● Stated goal: Pull out each line of the data that includes the word "GHRH".

• • •

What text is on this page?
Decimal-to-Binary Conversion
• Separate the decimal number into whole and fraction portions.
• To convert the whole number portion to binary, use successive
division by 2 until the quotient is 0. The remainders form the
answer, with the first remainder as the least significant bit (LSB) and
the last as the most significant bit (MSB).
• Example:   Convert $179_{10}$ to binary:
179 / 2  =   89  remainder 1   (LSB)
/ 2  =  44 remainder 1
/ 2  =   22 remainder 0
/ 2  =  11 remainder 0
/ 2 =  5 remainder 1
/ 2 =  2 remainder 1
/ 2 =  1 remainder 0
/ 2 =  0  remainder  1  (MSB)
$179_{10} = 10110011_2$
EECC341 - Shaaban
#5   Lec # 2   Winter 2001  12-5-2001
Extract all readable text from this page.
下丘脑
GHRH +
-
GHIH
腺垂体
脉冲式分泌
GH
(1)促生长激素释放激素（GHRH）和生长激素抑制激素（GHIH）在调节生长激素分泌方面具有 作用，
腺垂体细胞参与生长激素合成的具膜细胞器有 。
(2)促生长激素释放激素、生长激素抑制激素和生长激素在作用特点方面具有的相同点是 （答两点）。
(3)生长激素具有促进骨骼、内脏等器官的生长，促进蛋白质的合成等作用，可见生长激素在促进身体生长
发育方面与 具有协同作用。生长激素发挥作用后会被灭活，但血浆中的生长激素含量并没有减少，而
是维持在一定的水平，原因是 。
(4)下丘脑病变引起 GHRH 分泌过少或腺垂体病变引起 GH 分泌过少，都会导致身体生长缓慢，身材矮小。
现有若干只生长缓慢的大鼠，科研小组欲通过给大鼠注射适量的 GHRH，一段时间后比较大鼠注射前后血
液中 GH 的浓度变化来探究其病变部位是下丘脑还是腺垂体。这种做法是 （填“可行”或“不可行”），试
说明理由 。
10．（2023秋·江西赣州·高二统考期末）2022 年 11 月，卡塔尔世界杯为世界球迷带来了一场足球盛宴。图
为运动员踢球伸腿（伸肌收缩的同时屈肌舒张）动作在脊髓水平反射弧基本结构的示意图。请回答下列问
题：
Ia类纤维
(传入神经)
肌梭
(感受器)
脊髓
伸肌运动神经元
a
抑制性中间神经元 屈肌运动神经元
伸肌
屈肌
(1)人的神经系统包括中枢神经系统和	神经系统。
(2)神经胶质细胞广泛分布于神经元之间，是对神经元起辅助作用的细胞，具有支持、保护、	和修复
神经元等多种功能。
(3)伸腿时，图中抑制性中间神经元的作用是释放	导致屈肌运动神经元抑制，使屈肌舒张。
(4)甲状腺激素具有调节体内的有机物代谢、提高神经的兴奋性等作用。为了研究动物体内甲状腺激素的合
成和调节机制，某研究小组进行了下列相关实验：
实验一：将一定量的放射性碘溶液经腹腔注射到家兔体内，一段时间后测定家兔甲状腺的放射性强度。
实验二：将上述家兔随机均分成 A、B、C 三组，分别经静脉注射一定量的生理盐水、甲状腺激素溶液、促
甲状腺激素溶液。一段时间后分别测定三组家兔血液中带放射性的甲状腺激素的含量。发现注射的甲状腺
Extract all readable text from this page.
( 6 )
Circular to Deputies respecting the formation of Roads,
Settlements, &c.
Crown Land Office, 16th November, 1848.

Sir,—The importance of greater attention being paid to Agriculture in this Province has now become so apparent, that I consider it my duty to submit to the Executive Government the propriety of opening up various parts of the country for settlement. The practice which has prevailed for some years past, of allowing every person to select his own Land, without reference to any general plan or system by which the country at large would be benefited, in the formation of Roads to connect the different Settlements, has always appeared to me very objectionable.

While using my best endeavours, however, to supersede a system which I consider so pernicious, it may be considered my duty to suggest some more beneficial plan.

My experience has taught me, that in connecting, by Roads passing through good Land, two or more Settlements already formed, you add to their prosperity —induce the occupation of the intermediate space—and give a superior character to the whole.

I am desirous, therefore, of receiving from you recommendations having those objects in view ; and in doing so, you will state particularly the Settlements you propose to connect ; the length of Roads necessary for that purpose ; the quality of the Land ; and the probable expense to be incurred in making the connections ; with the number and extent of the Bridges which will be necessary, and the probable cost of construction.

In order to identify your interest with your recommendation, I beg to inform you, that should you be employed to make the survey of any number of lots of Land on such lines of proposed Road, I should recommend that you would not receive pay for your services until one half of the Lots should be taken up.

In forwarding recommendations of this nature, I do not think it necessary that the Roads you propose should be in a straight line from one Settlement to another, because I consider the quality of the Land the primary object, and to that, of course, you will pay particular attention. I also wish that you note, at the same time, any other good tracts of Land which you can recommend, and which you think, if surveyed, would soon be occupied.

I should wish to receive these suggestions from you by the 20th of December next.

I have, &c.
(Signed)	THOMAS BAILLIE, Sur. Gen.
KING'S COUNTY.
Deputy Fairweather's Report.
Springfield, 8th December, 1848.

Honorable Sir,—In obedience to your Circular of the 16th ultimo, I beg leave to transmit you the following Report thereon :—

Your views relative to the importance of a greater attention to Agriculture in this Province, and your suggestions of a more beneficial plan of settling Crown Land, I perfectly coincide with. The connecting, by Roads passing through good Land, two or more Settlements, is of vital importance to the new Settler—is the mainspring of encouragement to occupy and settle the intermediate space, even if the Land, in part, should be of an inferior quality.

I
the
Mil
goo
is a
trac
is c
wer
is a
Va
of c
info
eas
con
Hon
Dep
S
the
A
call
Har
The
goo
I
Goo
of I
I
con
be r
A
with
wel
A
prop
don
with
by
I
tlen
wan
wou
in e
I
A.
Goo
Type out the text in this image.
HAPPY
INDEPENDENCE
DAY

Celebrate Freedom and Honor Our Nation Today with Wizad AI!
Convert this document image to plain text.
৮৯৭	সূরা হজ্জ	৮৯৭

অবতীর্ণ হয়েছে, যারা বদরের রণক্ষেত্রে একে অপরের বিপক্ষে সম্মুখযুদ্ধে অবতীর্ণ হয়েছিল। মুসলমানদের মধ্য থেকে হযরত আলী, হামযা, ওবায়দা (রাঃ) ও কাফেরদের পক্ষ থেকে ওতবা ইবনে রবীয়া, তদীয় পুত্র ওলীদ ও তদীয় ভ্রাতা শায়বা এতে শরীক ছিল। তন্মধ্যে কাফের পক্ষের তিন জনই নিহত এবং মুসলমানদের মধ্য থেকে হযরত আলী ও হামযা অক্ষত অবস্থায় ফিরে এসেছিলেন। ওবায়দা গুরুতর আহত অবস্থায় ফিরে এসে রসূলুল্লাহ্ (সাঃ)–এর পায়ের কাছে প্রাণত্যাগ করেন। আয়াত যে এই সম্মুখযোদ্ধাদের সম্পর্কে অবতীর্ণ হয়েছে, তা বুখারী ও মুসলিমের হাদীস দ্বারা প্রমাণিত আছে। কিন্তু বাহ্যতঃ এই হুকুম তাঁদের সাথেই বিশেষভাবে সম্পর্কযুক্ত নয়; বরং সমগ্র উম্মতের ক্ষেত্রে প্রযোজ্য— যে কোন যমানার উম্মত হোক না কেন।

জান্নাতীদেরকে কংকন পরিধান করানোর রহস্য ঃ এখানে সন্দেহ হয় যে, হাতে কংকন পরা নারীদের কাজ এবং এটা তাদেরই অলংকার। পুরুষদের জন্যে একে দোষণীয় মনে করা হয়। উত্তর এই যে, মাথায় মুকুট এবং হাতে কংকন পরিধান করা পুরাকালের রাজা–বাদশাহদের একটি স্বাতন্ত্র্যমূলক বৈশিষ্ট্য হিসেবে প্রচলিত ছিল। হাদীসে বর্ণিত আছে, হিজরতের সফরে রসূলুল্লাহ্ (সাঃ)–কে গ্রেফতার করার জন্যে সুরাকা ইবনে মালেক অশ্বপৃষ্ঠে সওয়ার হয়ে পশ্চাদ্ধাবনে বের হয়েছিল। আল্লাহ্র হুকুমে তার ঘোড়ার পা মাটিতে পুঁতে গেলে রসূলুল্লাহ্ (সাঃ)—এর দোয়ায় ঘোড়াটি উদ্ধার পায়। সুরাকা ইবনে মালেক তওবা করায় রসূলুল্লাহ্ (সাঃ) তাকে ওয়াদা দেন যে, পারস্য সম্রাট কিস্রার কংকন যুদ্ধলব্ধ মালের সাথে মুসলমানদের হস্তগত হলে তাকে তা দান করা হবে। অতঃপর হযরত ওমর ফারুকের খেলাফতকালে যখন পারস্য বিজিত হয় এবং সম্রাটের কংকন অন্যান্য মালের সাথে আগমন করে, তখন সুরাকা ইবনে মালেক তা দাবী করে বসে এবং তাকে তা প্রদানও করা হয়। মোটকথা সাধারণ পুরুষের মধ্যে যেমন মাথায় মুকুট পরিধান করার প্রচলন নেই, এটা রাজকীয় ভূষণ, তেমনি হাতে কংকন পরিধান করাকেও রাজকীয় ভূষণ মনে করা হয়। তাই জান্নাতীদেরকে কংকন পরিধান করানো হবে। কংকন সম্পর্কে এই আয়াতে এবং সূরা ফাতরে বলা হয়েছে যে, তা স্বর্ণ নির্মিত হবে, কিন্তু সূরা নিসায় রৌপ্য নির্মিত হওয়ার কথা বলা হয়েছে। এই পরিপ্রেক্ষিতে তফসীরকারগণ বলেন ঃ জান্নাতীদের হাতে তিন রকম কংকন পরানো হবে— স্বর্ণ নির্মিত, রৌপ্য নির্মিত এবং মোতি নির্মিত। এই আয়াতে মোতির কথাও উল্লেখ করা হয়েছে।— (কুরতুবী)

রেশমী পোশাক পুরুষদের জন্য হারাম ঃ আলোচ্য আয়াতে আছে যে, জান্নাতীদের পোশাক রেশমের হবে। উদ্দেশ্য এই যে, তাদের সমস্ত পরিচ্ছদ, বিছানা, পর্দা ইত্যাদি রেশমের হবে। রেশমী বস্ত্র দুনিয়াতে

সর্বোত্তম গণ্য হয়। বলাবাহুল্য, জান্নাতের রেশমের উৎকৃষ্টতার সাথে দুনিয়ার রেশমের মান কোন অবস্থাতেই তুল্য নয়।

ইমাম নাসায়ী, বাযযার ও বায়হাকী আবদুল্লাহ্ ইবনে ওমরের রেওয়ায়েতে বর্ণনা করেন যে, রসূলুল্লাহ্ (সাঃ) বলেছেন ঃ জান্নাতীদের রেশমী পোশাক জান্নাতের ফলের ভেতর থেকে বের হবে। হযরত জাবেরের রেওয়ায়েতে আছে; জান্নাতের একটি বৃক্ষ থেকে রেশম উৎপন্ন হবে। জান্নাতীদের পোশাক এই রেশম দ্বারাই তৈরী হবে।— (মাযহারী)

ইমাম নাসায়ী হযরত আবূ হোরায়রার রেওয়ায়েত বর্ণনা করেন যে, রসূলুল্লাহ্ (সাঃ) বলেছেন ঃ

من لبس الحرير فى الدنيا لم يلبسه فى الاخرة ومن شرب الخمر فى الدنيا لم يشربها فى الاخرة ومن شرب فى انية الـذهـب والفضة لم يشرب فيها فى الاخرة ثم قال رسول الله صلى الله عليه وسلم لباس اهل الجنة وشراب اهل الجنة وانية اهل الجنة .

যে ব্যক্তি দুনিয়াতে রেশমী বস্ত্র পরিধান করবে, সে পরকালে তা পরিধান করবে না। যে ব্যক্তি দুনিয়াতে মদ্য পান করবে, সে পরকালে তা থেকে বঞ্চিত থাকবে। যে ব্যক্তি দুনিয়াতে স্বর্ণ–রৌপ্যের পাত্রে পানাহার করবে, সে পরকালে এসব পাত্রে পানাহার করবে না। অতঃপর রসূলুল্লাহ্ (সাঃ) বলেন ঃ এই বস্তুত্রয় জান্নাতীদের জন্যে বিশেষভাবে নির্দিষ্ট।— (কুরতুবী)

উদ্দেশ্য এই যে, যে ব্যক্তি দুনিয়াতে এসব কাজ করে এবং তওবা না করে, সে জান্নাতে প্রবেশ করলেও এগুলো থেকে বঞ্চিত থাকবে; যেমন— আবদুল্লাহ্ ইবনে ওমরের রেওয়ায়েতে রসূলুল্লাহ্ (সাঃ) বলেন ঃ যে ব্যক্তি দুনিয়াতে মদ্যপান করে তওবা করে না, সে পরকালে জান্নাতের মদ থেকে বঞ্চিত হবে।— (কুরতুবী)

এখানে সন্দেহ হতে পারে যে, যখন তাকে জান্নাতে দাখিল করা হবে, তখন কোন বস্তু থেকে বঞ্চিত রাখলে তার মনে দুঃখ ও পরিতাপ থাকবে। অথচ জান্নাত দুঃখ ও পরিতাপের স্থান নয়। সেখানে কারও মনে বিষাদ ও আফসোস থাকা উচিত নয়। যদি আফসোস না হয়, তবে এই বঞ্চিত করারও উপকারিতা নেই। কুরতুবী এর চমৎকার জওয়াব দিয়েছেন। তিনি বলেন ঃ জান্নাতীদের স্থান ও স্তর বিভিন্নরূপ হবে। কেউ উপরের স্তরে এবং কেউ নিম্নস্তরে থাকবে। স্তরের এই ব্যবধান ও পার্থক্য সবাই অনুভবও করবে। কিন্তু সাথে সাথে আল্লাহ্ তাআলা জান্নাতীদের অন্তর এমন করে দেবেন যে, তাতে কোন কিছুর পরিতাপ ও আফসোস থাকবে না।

• • •

● Task output:
GHRH +
(1)促生长激素释放激素（GHRH）和生长激素抑制激素（GHIH）在调节生长激素分泌方面具有 作用，
(4)下丘脑病变引起 GHRH 分泌过少或腺垂体病变引起 GH 分泌过少，都会导致身体生长缓慢，身材矮小。
现有若干只生长缓慢的大鼠，科研小组欲通过给大鼠注射适量的 GHRH，一段时间后比较大鼠注射前后血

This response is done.